DIRECTIVE: Filter the entries that follow, copying every line in which the word "name" appears.

EXTRACTED DATA:
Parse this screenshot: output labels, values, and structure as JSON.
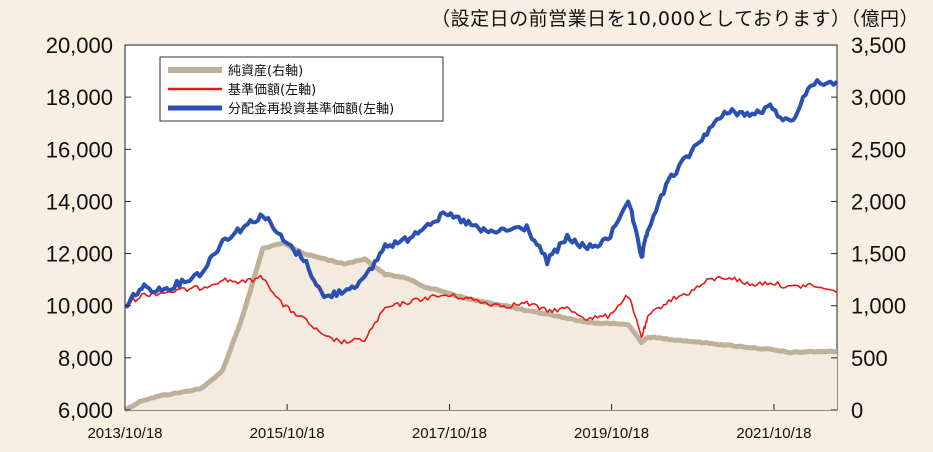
{
  "note": "（設定日の前営業日を10,000としております）（億円）",
  "chart_data": {
    "type": "line",
    "title": "",
    "x_ticks": [
      "2013/10/18",
      "2015/10/18",
      "2017/10/18",
      "2019/10/18",
      "2021/10/18"
    ],
    "xlim": [
      "2013/10/18",
      "2022/07/29"
    ],
    "y_left": {
      "ylim": [
        6000,
        20000
      ],
      "ticks": [
        "6,000",
        "8,000",
        "10,000",
        "12,000",
        "14,000",
        "16,000",
        "18,000",
        "20,000"
      ]
    },
    "y_right": {
      "ylim": [
        0,
        3500
      ],
      "ticks": [
        "0",
        "500",
        "1,000",
        "1,500",
        "2,000",
        "2,500",
        "3,000",
        "3,500"
      ]
    },
    "legend": {
      "placement": "top-left"
    },
    "x": [
      "2013/10/18",
      "2014/01",
      "2014/04",
      "2014/07",
      "2014/10",
      "2015/01",
      "2015/04",
      "2015/07",
      "2015/10",
      "2016/01",
      "2016/04",
      "2016/07",
      "2016/10",
      "2017/01",
      "2017/04",
      "2017/07",
      "2017/10",
      "2018/01",
      "2018/04",
      "2018/07",
      "2018/10",
      "2019/01",
      "2019/04",
      "2019/07",
      "2019/10",
      "2020/01",
      "2020/03",
      "2020/04",
      "2020/07",
      "2020/10",
      "2021/01",
      "2021/04",
      "2021/07",
      "2021/10",
      "2022/01",
      "2022/04",
      "2022/07/29"
    ],
    "series": [
      {
        "name": "純資産(右軸)",
        "axis": "right",
        "color": "#bfb199",
        "width": 5,
        "values": [
          0,
          90,
          140,
          170,
          210,
          380,
          900,
          1550,
          1600,
          1500,
          1450,
          1400,
          1450,
          1300,
          1270,
          1180,
          1130,
          1070,
          1030,
          1000,
          950,
          920,
          880,
          840,
          830,
          820,
          650,
          700,
          680,
          660,
          640,
          620,
          600,
          580,
          550,
          560,
          560
        ]
      },
      {
        "name": "基準価額(左軸)",
        "axis": "left",
        "color": "#e81818",
        "width": 1.6,
        "values": [
          10000,
          10400,
          10500,
          10600,
          10700,
          11000,
          10900,
          11100,
          10000,
          9500,
          8800,
          8600,
          8700,
          9900,
          10100,
          10300,
          10400,
          10300,
          10100,
          10000,
          10100,
          9800,
          9900,
          9500,
          9600,
          10400,
          8800,
          9600,
          10200,
          10500,
          11000,
          11100,
          10800,
          10900,
          10700,
          10800,
          10500
        ]
      },
      {
        "name": "分配金再投資基準価額(左軸)",
        "axis": "left",
        "color": "#2b4fb3",
        "width": 4,
        "values": [
          10000,
          10700,
          10600,
          10900,
          11300,
          12500,
          13000,
          13500,
          12500,
          11800,
          10300,
          10600,
          11000,
          12300,
          12500,
          13100,
          13500,
          13200,
          12800,
          12900,
          13000,
          11700,
          12600,
          12200,
          12500,
          14100,
          11800,
          13000,
          14800,
          15800,
          16800,
          17500,
          17300,
          17600,
          17000,
          18500,
          18600
        ]
      }
    ]
  }
}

SOLUTION:
        "name": "純資産(右軸)",
        "name": "基準価額(左軸)",
        "name": "分配金再投資基準価額(左軸)",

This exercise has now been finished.